• [Aufgabe 1]: Gib aus den Briefen an Lotte den Abschnitt zwischen „Sey mir willkommen“ und „9. Jun. 83.“, beide eingeschlossen, wortgetreu aus.
• [Aufgabe 2]: Schreib die Briefe an Lotte im Anschluss an ihren letzten Satz weiter.

• [Textauszug]:
Ich schicke eben euch zum Thee zu laden. Bergs kommen zwar nicht, sie sind bey Fritsches. Behalte mich nur in einem feinen Herzen. Fritz ist recht gut und glücklich. Adieu ich will ein wenig wegreiten.

d. 7. Jun. 83.

G.

1111

[Montag 9. Juni]

Sey mir willkommen liebe Lotte. Hier schick ich dir Knebels Brief. Wir werden doch heute beysammen seyn. Wenn L. weg ist frag ich bey dir an Lebe recht wohl.

d. 9. Jun. 83.

G.

1112

[Erfurt, Donnerstag 12. Juni]

Du hast gefühlt wie leid es mir that von dir zu gehn ohne dir noch ein herzlich Wort sagen zu können. Wenn du wüsstest was für ein lieber Anblick du mir warst, ich konnte mich nicht satt an dir sehen. Ich reise und habe dich ganz in meinem Herzen.

Aus einer Sammlung entnommene Daten
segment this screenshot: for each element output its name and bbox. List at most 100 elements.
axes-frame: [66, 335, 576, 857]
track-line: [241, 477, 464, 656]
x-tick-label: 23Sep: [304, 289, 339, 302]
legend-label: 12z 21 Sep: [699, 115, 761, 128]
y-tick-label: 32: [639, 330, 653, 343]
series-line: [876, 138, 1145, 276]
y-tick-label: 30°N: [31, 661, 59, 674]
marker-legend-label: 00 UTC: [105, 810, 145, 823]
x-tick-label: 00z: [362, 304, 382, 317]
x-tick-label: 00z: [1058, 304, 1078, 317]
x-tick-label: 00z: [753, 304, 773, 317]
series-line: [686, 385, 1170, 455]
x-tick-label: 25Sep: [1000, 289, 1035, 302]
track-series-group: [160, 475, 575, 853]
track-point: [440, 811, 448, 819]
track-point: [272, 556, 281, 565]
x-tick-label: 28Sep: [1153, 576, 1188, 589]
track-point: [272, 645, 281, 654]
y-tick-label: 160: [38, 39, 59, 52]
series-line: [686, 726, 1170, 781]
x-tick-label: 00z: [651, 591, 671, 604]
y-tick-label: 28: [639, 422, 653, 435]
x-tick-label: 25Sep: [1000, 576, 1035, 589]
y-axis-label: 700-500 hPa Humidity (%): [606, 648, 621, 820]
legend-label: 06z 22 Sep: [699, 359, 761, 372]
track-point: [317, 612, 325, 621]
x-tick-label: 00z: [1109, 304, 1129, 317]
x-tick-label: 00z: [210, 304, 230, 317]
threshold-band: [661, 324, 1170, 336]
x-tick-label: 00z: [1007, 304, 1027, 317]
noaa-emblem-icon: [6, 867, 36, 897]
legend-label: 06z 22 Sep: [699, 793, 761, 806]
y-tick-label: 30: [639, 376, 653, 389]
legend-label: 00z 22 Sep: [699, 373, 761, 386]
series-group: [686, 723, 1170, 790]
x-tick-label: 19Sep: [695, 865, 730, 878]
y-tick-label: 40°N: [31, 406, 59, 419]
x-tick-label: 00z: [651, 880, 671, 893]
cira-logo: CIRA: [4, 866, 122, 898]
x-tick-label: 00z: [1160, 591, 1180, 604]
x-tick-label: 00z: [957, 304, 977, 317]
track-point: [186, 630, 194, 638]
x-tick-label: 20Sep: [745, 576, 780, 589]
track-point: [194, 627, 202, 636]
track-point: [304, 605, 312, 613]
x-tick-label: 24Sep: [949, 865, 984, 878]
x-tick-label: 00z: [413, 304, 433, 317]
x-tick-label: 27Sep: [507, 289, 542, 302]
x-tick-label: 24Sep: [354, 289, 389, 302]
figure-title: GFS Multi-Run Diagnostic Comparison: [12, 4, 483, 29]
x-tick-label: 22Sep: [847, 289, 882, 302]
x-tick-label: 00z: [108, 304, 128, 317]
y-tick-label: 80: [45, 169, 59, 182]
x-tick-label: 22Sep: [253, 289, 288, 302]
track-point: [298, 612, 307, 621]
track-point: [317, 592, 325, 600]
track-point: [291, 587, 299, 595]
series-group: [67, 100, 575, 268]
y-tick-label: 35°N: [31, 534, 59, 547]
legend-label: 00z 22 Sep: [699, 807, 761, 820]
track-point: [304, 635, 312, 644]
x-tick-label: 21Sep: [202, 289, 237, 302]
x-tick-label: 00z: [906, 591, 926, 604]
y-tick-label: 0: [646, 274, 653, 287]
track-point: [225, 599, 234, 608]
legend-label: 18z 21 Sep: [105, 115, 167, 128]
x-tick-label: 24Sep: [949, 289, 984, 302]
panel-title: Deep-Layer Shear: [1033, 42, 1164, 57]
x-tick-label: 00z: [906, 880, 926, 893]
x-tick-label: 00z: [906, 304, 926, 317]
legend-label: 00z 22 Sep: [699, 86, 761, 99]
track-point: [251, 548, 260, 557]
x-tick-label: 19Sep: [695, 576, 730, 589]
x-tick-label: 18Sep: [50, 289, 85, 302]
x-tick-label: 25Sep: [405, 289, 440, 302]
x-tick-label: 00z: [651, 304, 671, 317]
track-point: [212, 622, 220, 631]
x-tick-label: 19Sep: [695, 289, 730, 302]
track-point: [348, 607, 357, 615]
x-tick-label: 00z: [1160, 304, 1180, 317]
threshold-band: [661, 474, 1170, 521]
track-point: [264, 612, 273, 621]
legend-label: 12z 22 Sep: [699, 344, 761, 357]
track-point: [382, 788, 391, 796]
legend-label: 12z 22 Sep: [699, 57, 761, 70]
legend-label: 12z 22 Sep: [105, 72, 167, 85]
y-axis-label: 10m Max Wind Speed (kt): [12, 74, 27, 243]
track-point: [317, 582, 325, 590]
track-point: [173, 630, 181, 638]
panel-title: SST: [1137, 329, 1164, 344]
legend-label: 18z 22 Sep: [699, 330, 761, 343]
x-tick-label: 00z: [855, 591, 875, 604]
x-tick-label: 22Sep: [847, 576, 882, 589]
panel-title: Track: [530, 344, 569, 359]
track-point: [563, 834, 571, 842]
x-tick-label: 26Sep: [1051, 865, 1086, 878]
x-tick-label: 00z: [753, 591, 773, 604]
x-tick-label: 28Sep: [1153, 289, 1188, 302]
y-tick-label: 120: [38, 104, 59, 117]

• [Ergebnis 1]:
Sey mir willkommen liebe Lotte. Hier schick ich dir Knebels Brief. Wir werden doch heute beysammen seyn. Wenn L. weg ist frag ich bey dir an Lebe recht wohl.

d. 9. Jun. 83.

• [Ergebnis 2]:
Mit dem Stadthalter hab ich mich angenehm unterhalten, er ist sehr gut und voll Verstand. Man trifft immer etwas neues bey ihm an.

Adieu. Ich gehe zu Bette, und kehrte lieber mit den Pferden zurück und brächte dir dies Blat selber. Adieu ich komme nicht von deiner Seite. Leb wohl und empfange mich wieder wie du mich verabschiedet hast.

Erf. d. 12ten Jun 83.

G.

1113

[Gotha, Sonnabend 14. Juni]

Ich versäume eine Gelegenheit nicht die sich mir anbietet dir zu schreiben. Ein Bote der nach Weimar geht nimmt diesen Brief mit.

Man hat mich hier sehr freundlich empfangen, es ist alles auf dem alten Fus.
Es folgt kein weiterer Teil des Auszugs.